I did so , it does not show any connection in the process list to the IP or DNS of the ansible request

Try to remove ignore_unreachable and ignore_errors and run your initial playbook. If it fails, please, provide the output with -vvv command.

Tried that, no output different than the one provided. Just hangs. and vvv does not report anything in each case except for

2020-10-01 14:47:26,626 p=58280 u=root n=ansible | EXEC /bin/sh -c '/usr/bin/python /var/root/.ansible/tmp/ansible-tmp-1601578046.5334249-110659444801429/AnsiballZ_mysql_query.py && sleep 0'

a debug=True and -vvvv shows always the following

2020-10-01 14:47:26,627 p=58280 u=root n=ansible | 58280 1601578046.62702: opening command with Popen() 2020-10-01 14:47:26,631 p=58280 u=root n=ansible | 58280 1601578046.63149: done running command with Popen() 2020-10-01 14:47:26,632 p=58280 u=root n=ansible | 58280 1601578046.63273: getting output with communicate()

after that nothing.

Jorge-Rodriguez commented 4 years ago

Could it be OOM on the invoked subprocess? If that's the case the call to communicate would forever wait for a response that won't arrive. It's not the only possible cause, but it's one that won't show on the ansible logs.

Jorge-Rodriguez commented 4 years ago

@anthonyxpalermo Another question to help pinpointing this issue. Can you confirm that you're actually using this collection and not the Ansible bundled module? In your sample code the task module appears as mysql_query rather than community.mysql.mysql_query. Thanks.

Andersson007 commented 4 years ago

@anthonyxpalermo thanks for fast reply! In addition to @Jorge-Rodriguez 's question, could you also please: 1) provide rows of ps aux related to ansible processes on the target machine when a task hanging 2) do grep -i "fatal\|error\|warning\|panic\|something else" ... of mysql and system logs after hanging (or share the logs if it's ok for you, i could parse them myself)
+++
WHAT IS EXPECTED =>
Reproduce everything in the thread about the hanging Ansible task from "a debug=True and" down to "after that nothing.".
+++
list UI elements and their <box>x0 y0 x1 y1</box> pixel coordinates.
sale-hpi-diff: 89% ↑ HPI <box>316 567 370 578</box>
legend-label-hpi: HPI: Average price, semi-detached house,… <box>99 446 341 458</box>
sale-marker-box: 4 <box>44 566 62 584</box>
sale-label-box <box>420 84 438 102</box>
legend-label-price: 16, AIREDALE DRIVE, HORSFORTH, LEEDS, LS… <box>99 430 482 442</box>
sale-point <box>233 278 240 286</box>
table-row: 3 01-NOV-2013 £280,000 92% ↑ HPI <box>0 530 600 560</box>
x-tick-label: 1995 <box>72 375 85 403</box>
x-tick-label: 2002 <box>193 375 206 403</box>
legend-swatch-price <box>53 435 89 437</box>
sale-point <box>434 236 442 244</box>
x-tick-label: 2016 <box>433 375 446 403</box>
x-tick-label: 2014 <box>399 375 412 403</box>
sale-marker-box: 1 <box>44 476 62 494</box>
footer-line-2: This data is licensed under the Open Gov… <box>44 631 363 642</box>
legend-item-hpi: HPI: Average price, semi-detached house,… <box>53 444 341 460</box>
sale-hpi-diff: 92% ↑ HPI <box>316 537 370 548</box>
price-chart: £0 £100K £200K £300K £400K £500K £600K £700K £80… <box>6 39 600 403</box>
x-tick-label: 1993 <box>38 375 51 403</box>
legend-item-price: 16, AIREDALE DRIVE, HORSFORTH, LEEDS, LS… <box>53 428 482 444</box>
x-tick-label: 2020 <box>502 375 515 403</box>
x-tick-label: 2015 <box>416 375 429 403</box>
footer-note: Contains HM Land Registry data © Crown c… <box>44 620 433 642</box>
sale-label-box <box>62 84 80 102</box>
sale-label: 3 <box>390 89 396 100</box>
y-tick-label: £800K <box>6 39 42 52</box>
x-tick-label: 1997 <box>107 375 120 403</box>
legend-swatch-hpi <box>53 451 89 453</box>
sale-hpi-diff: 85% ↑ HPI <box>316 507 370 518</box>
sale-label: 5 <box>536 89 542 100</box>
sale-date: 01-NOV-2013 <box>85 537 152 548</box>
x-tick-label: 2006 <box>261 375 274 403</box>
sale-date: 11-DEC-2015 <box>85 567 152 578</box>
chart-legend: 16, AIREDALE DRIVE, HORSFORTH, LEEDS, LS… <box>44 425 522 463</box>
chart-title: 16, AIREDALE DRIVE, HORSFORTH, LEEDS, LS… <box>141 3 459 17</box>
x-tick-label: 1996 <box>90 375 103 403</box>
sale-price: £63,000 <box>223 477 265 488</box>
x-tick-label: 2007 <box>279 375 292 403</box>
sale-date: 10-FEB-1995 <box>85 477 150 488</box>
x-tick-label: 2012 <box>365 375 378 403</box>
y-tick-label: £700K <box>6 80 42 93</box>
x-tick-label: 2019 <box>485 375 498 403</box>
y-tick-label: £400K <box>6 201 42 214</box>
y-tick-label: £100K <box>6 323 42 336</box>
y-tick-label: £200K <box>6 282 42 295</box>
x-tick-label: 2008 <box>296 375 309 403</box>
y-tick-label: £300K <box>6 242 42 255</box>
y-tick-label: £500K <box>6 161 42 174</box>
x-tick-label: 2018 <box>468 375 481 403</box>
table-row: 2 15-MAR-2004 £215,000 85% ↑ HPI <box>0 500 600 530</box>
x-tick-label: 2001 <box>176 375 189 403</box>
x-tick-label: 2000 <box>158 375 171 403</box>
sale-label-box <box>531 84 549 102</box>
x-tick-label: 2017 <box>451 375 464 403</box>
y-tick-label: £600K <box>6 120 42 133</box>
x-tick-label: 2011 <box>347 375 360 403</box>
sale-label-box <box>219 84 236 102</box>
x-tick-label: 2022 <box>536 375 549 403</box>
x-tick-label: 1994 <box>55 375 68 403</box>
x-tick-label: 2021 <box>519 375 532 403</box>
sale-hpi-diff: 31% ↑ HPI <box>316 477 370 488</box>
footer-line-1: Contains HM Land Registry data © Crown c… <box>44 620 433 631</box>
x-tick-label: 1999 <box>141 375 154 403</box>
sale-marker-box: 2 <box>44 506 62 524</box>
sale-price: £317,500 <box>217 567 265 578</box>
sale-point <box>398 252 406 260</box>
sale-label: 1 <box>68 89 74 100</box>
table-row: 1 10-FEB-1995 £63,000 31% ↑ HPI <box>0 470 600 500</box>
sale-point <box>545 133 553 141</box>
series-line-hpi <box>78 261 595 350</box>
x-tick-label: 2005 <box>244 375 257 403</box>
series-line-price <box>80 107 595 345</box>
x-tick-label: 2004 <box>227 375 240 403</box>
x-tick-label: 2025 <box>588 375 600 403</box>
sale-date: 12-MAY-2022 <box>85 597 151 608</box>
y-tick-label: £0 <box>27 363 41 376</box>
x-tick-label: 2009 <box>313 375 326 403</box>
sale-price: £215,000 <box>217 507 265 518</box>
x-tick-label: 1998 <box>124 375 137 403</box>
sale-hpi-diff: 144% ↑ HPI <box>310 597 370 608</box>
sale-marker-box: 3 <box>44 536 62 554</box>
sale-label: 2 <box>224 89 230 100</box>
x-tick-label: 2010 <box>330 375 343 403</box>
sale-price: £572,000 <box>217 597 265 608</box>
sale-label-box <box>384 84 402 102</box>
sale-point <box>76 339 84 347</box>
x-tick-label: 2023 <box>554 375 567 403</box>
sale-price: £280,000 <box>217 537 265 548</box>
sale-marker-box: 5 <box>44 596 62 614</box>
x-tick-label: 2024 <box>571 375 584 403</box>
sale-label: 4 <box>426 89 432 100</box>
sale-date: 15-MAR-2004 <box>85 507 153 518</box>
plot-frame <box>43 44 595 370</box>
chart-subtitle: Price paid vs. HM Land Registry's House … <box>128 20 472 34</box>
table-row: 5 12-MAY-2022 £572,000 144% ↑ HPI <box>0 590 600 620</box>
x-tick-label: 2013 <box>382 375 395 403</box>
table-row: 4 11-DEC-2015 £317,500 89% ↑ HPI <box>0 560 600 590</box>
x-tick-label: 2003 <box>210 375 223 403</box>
+++
RESPONSE TO THE EXERCISE =>
a debug=True and -vvvv shows always the following

2020-10-01 14:47:26,627 p=58280 u=root n=ansible | 58280 1601578046.62702: opening command with Popen() 2020-10-01 14:47:26,631 p=58280 u=root n=ansible | 58280 1601578046.63149: done running command with Popen() 2020-10-01 14:47:26,632 p=58280 u=root n=ansible | 58280 1601578046.63273: getting output with communicate()

after that nothing.